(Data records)

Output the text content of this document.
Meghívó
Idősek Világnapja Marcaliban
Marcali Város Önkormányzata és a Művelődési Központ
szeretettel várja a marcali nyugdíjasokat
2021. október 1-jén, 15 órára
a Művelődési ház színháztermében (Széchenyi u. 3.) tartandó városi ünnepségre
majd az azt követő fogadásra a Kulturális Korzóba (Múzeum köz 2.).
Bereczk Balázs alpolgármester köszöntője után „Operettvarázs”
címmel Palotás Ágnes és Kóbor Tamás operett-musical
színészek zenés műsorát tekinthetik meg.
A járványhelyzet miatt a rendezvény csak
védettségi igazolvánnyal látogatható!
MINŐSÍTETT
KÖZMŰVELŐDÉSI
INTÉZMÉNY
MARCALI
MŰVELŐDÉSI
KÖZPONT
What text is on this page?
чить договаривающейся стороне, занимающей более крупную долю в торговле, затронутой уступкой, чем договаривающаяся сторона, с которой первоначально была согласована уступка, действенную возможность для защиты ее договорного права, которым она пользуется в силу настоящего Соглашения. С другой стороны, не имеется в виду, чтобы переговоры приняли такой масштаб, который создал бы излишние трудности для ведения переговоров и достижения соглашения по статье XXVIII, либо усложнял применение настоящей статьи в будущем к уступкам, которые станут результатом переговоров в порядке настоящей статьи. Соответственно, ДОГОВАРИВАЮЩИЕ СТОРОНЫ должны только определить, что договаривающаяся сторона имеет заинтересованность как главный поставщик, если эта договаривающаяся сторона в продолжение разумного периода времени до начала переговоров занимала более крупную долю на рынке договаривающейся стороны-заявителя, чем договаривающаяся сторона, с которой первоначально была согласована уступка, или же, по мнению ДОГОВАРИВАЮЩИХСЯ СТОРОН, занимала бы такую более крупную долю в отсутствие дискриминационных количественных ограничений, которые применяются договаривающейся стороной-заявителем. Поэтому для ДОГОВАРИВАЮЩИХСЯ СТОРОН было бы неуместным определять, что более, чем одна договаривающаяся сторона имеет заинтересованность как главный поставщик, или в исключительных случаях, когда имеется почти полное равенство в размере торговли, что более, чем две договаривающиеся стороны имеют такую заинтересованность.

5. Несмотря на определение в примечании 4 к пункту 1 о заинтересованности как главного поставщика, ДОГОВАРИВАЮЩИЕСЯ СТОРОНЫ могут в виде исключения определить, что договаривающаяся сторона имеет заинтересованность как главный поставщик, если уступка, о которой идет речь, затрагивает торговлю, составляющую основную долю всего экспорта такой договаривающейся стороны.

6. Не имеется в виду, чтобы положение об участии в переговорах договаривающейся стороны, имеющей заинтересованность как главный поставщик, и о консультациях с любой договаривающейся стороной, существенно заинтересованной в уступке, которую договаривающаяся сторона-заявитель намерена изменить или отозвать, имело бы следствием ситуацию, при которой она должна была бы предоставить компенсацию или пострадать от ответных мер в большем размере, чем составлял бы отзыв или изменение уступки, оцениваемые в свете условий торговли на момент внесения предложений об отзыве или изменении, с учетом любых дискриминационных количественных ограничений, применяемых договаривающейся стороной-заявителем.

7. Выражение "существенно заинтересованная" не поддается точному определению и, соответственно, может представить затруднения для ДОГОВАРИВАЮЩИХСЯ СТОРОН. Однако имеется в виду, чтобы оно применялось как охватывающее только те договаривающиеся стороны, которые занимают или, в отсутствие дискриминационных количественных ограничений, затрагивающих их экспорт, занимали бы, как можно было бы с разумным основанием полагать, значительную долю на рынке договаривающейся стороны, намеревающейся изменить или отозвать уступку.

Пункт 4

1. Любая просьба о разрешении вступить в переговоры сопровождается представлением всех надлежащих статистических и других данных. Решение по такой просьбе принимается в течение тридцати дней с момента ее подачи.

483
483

* _Exercise prompt_
Work out how many lines of the listing above include the word "text". Reply with nothing but the count.

* _Response_
2